→ **GIVEN ENTRIES**:
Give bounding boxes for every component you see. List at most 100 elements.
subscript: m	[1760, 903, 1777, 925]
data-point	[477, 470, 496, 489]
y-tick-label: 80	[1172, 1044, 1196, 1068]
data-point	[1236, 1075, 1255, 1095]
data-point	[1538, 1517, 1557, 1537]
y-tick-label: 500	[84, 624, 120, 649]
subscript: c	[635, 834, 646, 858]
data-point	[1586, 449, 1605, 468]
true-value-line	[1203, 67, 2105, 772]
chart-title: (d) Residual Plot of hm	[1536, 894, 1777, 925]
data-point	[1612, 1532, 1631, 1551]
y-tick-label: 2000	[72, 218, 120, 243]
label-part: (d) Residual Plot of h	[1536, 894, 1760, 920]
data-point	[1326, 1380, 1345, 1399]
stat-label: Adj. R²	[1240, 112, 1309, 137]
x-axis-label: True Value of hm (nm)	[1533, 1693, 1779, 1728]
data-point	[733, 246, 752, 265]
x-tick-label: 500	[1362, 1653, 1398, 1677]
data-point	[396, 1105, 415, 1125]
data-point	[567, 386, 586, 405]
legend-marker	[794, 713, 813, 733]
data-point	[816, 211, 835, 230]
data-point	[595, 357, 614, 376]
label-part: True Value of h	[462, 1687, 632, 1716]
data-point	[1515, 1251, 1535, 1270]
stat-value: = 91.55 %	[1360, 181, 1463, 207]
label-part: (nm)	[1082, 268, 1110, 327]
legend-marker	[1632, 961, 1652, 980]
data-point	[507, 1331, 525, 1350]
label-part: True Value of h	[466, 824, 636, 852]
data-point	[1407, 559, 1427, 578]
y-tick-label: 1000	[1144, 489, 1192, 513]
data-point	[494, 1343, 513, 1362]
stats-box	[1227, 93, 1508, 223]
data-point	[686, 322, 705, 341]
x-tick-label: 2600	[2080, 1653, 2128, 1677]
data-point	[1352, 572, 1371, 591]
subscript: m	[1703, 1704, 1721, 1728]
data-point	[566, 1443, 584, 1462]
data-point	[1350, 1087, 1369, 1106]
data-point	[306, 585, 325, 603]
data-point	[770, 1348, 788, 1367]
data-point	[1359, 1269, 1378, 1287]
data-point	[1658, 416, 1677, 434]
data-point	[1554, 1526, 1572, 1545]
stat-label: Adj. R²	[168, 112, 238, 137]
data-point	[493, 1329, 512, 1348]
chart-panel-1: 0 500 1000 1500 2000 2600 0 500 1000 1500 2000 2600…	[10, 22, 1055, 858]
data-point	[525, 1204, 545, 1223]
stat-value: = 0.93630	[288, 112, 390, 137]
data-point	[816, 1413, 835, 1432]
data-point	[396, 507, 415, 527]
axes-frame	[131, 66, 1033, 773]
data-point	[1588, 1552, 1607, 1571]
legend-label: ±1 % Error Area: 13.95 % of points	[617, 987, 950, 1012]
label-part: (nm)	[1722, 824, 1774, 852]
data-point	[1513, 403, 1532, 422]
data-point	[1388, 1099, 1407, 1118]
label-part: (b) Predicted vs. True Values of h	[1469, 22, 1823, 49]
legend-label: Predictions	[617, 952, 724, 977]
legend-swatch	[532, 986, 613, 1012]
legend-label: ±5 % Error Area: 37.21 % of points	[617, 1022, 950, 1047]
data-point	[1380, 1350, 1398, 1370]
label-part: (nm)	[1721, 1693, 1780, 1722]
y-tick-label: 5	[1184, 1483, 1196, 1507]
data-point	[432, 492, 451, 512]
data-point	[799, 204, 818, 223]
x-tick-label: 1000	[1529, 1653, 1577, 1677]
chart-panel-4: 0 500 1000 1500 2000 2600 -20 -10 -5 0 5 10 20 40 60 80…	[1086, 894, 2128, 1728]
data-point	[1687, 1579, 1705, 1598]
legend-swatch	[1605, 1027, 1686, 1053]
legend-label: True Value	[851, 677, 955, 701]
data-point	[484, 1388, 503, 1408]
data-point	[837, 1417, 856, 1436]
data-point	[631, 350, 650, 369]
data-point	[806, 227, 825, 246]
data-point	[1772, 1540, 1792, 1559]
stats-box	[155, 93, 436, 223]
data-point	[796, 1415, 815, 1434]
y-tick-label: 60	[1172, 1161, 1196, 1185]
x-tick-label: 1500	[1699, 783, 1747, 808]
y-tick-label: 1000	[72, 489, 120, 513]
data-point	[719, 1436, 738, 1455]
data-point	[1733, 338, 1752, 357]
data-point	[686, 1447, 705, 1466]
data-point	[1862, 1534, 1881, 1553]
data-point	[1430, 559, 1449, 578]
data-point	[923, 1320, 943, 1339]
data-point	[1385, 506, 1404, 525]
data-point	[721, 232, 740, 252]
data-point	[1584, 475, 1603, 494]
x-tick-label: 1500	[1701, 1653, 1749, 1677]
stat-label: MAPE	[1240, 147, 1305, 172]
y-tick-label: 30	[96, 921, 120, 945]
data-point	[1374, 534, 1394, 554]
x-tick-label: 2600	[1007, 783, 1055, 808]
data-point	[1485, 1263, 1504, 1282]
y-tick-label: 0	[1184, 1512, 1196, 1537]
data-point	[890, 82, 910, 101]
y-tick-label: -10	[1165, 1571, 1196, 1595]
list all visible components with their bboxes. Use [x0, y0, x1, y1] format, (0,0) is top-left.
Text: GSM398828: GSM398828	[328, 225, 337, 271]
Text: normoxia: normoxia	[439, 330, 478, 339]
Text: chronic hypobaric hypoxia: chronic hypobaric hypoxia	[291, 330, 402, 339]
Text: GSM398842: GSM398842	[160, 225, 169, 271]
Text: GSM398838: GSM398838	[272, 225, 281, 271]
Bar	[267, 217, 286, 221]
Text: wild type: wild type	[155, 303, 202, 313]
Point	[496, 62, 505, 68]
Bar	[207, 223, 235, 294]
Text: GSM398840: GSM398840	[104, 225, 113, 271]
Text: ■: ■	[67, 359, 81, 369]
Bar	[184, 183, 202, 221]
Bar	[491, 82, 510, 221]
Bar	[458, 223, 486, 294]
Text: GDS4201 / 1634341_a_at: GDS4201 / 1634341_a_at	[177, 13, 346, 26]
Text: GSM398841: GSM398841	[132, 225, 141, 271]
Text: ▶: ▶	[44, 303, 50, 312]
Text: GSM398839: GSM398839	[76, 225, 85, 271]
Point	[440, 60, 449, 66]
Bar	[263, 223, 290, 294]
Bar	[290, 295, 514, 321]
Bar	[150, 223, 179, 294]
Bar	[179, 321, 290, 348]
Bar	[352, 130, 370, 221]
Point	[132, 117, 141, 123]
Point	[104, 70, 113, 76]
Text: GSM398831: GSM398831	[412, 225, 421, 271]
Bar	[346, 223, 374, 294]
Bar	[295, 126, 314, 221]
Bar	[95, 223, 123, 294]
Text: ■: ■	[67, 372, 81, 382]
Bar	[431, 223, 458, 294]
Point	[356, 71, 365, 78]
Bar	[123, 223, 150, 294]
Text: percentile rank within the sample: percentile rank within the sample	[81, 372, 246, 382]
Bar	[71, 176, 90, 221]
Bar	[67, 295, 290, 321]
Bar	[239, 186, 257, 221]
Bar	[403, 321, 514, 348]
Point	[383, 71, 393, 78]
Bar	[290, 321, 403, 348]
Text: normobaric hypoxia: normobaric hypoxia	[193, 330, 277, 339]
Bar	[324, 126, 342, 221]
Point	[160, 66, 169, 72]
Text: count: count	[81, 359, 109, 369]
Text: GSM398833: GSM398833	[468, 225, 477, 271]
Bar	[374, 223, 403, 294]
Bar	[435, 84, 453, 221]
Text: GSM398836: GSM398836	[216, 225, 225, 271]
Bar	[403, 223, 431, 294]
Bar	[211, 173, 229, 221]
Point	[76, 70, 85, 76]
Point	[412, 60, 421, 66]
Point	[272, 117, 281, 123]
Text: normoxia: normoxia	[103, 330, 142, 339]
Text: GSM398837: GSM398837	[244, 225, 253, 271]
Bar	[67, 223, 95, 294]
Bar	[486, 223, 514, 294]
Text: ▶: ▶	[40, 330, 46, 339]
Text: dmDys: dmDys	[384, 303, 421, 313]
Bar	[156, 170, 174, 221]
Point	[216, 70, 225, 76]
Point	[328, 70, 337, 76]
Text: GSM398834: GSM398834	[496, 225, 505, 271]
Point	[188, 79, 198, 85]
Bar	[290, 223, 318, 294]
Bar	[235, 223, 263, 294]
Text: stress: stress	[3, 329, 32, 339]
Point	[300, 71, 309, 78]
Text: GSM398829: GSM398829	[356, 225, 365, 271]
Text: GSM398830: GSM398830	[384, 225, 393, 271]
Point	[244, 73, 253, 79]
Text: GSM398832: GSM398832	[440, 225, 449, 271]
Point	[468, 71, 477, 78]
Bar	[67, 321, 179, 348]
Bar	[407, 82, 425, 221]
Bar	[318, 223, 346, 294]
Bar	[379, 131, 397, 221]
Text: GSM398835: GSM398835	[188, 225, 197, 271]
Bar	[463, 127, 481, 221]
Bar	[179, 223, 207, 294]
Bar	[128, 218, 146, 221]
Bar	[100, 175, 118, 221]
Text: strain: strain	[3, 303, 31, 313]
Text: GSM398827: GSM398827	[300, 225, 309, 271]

→ **WRITTEN PROBLEM**: Revise everything from the start of the records down to the line containing "1380, 1345, 1399]", both ends included, by putting "y-axis-tick" in place of "y-tick-label". Leave all else as it is and return only those lines.

→ **CORRECT RESPONSE**:
Give bounding boxes for every component you see. List at most 100 elements.
subscript: m	[1760, 903, 1777, 925]
data-point	[477, 470, 496, 489]
y-axis-tick: 80	[1172, 1044, 1196, 1068]
data-point	[1236, 1075, 1255, 1095]
data-point	[1538, 1517, 1557, 1537]
y-axis-tick: 500	[84, 624, 120, 649]
subscript: c	[635, 834, 646, 858]
data-point	[1586, 449, 1605, 468]
true-value-line	[1203, 67, 2105, 772]
chart-title: (d) Residual Plot of hm	[1536, 894, 1777, 925]
data-point	[1612, 1532, 1631, 1551]
y-axis-tick: 2000	[72, 218, 120, 243]
label-part: (d) Residual Plot of h	[1536, 894, 1760, 920]
data-point	[1326, 1380, 1345, 1399]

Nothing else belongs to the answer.